Write the records below out again exactly as given, with no images.

** Start Given records **

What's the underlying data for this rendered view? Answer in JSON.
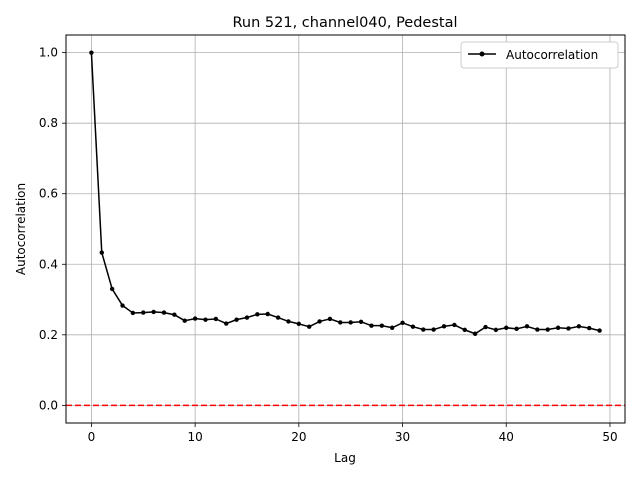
{
  "chart_data": {
    "type": "line",
    "title": "Run 521, channel040, Pedestal",
    "xlabel": "Lag",
    "ylabel": "Autocorrelation",
    "xlim": [
      -2.45,
      51.45
    ],
    "ylim": [
      -0.05,
      1.05
    ],
    "xticks": [
      0,
      10,
      20,
      30,
      40,
      50
    ],
    "yticks": [
      0.0,
      0.2,
      0.4,
      0.6,
      0.8,
      1.0
    ],
    "xtick_labels": [
      "0",
      "10",
      "20",
      "30",
      "40",
      "50"
    ],
    "ytick_labels": [
      "0.0",
      "0.2",
      "0.4",
      "0.6",
      "0.8",
      "1.0"
    ],
    "grid": true,
    "legend": {
      "position": "top-right",
      "entries": [
        "Autocorrelation"
      ]
    },
    "series": [
      {
        "name": "Autocorrelation",
        "color": "#000000",
        "marker": "circle",
        "x": [
          0,
          1,
          2,
          3,
          4,
          5,
          6,
          7,
          8,
          9,
          10,
          11,
          12,
          13,
          14,
          15,
          16,
          17,
          18,
          19,
          20,
          21,
          22,
          23,
          24,
          25,
          26,
          27,
          28,
          29,
          30,
          31,
          32,
          33,
          34,
          35,
          36,
          37,
          38,
          39,
          40,
          41,
          42,
          43,
          44,
          45,
          46,
          47,
          48,
          49
        ],
        "values": [
          1.0,
          0.433,
          0.33,
          0.283,
          0.262,
          0.263,
          0.265,
          0.263,
          0.257,
          0.24,
          0.246,
          0.243,
          0.245,
          0.232,
          0.243,
          0.249,
          0.258,
          0.259,
          0.249,
          0.238,
          0.231,
          0.223,
          0.238,
          0.245,
          0.235,
          0.235,
          0.237,
          0.226,
          0.226,
          0.22,
          0.234,
          0.223,
          0.215,
          0.215,
          0.224,
          0.228,
          0.214,
          0.203,
          0.222,
          0.214,
          0.22,
          0.217,
          0.224,
          0.215,
          0.215,
          0.22,
          0.218,
          0.224,
          0.219,
          0.212
        ]
      }
    ],
    "reference_line": {
      "y": 0.0,
      "color": "#ff0000",
      "style": "dashed"
    }
  }
}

** End Given records **

→ Complete response:
What's the underlying data for this rendered view? Answer in JSON.
{
  "chart_data": {
    "type": "line",
    "title": "Run 521, channel040, Pedestal",
    "xlabel": "Lag",
    "ylabel": "Autocorrelation",
    "xlim": [
      -2.45,
      51.45
    ],
    "ylim": [
      -0.05,
      1.05
    ],
    "xticks": [
      0,
      10,
      20,
      30,
      40,
      50
    ],
    "yticks": [
      0.0,
      0.2,
      0.4,
      0.6,
      0.8,
      1.0
    ],
    "xtick_labels": [
      "0",
      "10",
      "20",
      "30",
      "40",
      "50"
    ],
    "ytick_labels": [
      "0.0",
      "0.2",
      "0.4",
      "0.6",
      "0.8",
      "1.0"
    ],
    "grid": true,
    "legend": {
      "position": "top-right",
      "entries": [
        "Autocorrelation"
      ]
    },
    "series": [
      {
        "name": "Autocorrelation",
        "color": "#000000",
        "marker": "circle",
        "x": [
          0,
          1,
          2,
          3,
          4,
          5,
          6,
          7,
          8,
          9,
          10,
          11,
          12,
          13,
          14,
          15,
          16,
          17,
          18,
          19,
          20,
          21,
          22,
          23,
          24,
          25,
          26,
          27,
          28,
          29,
          30,
          31,
          32,
          33,
          34,
          35,
          36,
          37,
          38,
          39,
          40,
          41,
          42,
          43,
          44,
          45,
          46,
          47,
          48,
          49
        ],
        "values": [
          1.0,
          0.433,
          0.33,
          0.283,
          0.262,
          0.263,
          0.265,
          0.263,
          0.257,
          0.24,
          0.246,
          0.243,
          0.245,
          0.232,
          0.243,
          0.249,
          0.258,
          0.259,
          0.249,
          0.238,
          0.231,
          0.223,
          0.238,
          0.245,
          0.235,
          0.235,
          0.237,
          0.226,
          0.226,
          0.22,
          0.234,
          0.223,
          0.215,
          0.215,
          0.224,
          0.228,
          0.214,
          0.203,
          0.222,
          0.214,
          0.22,
          0.217,
          0.224,
          0.215,
          0.215,
          0.22,
          0.218,
          0.224,
          0.219,
          0.212
        ]
      }
    ],
    "reference_line": {
      "y": 0.0,
      "color": "#ff0000",
      "style": "dashed"
    }
  }
}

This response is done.